● EXERCISE DETAILS: Copy out each line featuring the string "this" from the entries beneath.

+++

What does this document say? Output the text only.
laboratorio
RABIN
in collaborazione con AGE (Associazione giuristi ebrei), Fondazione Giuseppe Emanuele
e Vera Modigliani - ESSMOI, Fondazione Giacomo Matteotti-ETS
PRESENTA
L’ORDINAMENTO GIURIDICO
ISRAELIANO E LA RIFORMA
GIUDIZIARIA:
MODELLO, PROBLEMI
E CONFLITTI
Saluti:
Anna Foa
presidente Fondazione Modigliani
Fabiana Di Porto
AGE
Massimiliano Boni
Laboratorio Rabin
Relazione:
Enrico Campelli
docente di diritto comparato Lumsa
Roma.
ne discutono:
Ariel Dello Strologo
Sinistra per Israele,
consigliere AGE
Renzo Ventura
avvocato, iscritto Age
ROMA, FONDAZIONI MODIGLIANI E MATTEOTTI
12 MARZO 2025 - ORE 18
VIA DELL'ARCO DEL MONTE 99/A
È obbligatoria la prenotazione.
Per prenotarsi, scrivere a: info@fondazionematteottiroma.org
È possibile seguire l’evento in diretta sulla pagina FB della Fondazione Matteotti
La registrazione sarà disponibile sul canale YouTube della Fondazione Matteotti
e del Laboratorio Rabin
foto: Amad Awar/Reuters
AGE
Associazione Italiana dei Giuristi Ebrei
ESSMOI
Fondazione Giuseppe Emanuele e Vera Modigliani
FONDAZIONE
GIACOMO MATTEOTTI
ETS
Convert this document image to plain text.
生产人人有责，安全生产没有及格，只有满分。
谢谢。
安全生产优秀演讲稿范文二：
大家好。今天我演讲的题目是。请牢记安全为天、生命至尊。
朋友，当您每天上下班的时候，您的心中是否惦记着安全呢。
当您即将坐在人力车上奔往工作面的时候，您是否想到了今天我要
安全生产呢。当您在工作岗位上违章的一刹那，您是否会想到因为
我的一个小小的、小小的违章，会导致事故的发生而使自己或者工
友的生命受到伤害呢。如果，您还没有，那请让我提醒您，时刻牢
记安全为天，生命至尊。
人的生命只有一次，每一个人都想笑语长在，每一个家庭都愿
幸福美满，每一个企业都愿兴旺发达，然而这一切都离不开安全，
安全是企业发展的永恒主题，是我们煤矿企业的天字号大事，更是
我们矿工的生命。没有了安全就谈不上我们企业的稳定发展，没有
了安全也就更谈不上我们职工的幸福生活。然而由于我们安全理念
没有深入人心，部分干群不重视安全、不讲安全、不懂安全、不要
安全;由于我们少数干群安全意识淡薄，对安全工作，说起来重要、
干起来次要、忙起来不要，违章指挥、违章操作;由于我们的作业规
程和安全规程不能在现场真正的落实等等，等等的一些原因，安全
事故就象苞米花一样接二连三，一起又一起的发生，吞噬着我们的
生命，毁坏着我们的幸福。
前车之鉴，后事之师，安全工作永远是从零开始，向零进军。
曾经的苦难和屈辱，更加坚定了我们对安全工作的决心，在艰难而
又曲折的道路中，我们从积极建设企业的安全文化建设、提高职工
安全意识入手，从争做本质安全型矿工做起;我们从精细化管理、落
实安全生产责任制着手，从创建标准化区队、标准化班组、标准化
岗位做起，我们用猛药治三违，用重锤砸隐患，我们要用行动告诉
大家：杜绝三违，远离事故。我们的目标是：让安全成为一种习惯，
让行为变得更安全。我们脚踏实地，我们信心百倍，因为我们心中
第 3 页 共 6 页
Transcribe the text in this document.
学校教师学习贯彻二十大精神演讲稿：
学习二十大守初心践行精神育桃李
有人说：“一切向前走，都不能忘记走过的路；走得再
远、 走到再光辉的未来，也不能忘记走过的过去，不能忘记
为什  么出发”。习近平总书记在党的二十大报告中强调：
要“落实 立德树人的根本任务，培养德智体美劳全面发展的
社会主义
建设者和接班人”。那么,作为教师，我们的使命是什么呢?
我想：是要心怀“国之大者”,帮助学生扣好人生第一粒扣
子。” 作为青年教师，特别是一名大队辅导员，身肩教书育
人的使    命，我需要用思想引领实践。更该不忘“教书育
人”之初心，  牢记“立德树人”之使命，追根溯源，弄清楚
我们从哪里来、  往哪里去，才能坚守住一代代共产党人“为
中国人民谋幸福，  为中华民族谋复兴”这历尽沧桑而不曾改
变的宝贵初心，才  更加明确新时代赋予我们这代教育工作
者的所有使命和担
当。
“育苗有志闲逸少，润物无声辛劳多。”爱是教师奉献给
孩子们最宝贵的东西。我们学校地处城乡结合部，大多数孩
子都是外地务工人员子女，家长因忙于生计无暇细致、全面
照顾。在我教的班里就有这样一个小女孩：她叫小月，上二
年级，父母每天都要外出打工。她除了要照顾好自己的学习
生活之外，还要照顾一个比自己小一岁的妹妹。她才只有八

+++

● REPLY TO THE TASK:
What does this document say? Output the text only.
Convert this document image to plain text.
Transcribe the text in this document.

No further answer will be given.